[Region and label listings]

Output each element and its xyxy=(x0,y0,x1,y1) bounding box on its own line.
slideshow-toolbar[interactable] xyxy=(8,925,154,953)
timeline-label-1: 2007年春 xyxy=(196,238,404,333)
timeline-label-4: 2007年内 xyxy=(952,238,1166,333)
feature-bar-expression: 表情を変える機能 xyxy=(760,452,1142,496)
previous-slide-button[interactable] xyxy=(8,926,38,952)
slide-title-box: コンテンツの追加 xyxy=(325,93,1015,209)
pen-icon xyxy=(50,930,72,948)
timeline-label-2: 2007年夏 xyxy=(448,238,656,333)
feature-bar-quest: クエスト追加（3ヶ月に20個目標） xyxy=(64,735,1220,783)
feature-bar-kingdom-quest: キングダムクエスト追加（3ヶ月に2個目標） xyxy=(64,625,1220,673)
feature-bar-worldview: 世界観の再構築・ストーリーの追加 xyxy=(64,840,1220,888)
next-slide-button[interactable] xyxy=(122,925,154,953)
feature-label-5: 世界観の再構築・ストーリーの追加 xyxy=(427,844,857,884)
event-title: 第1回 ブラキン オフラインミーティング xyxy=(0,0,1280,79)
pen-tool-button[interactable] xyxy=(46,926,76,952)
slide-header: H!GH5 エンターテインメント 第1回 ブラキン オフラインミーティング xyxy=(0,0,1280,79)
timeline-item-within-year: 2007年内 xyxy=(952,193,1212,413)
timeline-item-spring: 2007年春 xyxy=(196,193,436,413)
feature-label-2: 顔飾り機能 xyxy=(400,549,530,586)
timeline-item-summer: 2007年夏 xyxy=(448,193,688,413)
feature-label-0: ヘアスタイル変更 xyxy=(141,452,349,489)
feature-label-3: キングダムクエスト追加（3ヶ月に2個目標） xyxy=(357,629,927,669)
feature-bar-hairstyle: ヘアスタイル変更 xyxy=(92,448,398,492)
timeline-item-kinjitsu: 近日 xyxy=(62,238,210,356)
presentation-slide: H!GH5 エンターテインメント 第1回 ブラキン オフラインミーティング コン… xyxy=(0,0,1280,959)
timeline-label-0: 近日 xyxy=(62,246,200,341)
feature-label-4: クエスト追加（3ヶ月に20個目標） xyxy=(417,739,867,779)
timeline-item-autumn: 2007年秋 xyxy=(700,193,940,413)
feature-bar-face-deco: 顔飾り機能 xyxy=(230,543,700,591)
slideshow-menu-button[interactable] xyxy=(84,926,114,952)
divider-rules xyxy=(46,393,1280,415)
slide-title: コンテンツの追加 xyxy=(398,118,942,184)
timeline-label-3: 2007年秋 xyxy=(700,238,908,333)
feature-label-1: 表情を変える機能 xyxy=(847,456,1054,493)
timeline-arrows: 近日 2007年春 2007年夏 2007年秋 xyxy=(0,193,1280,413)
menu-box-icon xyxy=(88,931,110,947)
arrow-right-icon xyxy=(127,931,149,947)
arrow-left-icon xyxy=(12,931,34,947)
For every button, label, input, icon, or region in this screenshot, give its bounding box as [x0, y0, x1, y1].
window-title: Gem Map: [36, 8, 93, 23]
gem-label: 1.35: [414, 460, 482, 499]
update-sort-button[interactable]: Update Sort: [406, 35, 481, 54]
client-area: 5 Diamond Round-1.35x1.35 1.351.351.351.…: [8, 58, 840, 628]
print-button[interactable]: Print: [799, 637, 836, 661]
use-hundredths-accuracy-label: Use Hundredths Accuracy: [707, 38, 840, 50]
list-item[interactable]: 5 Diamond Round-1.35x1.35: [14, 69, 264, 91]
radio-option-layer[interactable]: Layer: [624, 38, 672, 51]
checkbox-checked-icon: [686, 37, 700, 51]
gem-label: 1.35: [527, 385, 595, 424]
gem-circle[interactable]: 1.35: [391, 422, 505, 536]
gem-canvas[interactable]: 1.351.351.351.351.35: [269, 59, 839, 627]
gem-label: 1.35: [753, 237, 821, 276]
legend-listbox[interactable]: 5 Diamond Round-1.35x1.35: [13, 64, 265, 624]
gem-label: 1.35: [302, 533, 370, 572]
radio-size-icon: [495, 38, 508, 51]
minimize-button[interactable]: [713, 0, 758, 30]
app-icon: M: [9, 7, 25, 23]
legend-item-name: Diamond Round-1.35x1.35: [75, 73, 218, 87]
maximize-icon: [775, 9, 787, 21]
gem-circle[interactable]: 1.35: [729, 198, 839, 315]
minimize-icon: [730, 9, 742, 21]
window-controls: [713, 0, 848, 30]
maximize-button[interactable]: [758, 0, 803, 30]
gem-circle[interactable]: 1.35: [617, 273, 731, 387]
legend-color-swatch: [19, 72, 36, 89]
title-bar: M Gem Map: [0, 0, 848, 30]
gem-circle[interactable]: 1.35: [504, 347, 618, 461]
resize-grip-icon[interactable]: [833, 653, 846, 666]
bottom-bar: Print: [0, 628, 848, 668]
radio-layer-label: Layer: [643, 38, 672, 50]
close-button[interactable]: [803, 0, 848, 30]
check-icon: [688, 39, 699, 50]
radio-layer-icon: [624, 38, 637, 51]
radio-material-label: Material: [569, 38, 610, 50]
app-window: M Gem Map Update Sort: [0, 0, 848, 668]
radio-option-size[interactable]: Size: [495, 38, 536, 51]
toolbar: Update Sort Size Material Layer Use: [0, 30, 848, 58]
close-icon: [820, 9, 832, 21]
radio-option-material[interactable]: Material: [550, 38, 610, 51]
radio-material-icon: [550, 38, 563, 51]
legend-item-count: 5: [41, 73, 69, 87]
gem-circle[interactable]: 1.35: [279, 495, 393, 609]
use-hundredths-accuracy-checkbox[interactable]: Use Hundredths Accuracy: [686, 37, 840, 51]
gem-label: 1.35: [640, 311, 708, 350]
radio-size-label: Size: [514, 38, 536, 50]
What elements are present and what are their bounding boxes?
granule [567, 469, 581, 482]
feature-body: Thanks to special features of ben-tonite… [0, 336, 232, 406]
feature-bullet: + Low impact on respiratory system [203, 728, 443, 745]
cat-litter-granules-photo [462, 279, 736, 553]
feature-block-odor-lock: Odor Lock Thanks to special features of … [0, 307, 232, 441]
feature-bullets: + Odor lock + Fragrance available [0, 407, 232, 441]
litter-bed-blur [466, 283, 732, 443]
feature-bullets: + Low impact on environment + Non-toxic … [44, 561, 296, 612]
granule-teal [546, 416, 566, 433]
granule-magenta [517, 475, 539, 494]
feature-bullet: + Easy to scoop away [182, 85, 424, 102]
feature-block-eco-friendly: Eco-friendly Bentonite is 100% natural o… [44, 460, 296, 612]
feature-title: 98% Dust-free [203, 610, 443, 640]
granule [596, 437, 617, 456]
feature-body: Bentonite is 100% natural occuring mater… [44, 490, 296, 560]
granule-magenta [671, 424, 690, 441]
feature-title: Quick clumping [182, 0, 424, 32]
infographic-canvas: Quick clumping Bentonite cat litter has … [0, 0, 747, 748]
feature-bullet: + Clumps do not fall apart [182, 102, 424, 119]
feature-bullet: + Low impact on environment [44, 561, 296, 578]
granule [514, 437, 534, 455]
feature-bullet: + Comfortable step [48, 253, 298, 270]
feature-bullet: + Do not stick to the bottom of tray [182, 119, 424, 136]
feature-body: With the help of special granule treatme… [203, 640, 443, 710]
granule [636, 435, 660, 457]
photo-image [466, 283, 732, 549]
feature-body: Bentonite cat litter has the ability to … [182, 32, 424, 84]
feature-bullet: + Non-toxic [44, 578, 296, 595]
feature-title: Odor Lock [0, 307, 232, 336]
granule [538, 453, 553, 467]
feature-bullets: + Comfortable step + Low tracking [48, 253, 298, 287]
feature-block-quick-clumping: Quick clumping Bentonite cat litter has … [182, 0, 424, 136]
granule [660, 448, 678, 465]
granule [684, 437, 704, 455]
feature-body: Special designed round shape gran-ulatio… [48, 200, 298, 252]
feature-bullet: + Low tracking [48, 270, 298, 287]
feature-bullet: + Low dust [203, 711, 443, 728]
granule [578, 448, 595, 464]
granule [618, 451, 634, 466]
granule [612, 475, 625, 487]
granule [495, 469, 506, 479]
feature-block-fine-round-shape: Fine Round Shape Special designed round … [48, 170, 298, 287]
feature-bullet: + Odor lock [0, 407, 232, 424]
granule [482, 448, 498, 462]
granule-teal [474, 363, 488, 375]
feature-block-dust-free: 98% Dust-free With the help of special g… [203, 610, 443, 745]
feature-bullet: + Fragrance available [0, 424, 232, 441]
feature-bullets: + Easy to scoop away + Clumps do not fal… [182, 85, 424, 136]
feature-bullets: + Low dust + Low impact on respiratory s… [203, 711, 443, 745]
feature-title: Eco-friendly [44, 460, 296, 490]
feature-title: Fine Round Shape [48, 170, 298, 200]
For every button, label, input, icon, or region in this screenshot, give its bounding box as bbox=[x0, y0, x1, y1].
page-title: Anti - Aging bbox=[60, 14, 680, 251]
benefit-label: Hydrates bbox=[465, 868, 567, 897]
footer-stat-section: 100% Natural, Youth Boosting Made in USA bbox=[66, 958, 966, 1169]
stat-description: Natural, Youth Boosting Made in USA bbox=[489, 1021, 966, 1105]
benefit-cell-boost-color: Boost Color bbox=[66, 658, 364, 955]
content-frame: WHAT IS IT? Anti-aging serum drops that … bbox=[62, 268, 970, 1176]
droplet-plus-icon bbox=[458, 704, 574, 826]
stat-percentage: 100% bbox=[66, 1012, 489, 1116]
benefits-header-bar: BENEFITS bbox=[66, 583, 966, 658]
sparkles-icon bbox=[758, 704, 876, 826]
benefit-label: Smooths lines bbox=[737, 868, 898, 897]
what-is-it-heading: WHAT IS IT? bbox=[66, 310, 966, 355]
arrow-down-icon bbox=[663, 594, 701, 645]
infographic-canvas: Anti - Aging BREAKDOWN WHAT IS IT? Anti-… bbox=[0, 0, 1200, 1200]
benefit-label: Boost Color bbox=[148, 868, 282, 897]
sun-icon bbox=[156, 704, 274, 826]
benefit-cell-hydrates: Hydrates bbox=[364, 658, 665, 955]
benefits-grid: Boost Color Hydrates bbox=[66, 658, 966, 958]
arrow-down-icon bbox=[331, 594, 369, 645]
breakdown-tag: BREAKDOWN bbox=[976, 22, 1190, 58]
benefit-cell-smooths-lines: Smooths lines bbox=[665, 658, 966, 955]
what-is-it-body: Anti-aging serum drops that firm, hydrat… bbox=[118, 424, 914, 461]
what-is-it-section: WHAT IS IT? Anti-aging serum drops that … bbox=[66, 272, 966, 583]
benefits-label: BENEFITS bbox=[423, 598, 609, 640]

### THE TASK
Number each line from the start of the items above through the line containing "feature-bar-hairstyle: ヘアスタイル変更 xyxy=(92,448,398,492)", both ends included, and leave out any blank lines.

### CORRECT ANSWER
1. Output each element and its xyxy=(x0,y0,x1,y1) bounding box on its own line.
2. slideshow-toolbar[interactable] xyxy=(8,925,154,953)
3. timeline-label-1: 2007年春 xyxy=(196,238,404,333)
4. timeline-label-4: 2007年内 xyxy=(952,238,1166,333)
5. feature-bar-expression: 表情を変える機能 xyxy=(760,452,1142,496)
6. previous-slide-button[interactable] xyxy=(8,926,38,952)
7. slide-title-box: コンテンツの追加 xyxy=(325,93,1015,209)
8. pen-icon xyxy=(50,930,72,948)
9. timeline-label-2: 2007年夏 xyxy=(448,238,656,333)
10. feature-bar-quest: クエスト追加（3ヶ月に20個目標） xyxy=(64,735,1220,783)
11. feature-bar-kingdom-quest: キングダムクエスト追加（3ヶ月に2個目標） xyxy=(64,625,1220,673)
12. feature-bar-worldview: 世界観の再構築・ストーリーの追加 xyxy=(64,840,1220,888)
13. next-slide-button[interactable] xyxy=(122,925,154,953)
14. feature-label-5: 世界観の再構築・ストーリーの追加 xyxy=(427,844,857,884)
15. event-title: 第1回 ブラキン オフラインミーティング xyxy=(0,0,1280,79)
16. pen-tool-button[interactable] xyxy=(46,926,76,952)
17. slide-header: H!GH5 エンターテインメント 第1回 ブラキン オフラインミーティング xyxy=(0,0,1280,79)
18. timeline-item-within-year: 2007年内 xyxy=(952,193,1212,413)
19. timeline-item-spring: 2007年春 xyxy=(196,193,436,413)
20. feature-label-2: 顔飾り機能 xyxy=(400,549,530,586)
21. timeline-item-summer: 2007年夏 xyxy=(448,193,688,413)
22. feature-label-0: ヘアスタイル変更 xyxy=(141,452,349,489)
23. feature-label-3: キングダムクエスト追加（3ヶ月に2個目標） xyxy=(357,629,927,669)
24. feature-bar-hairstyle: ヘアスタイル変更 xyxy=(92,448,398,492)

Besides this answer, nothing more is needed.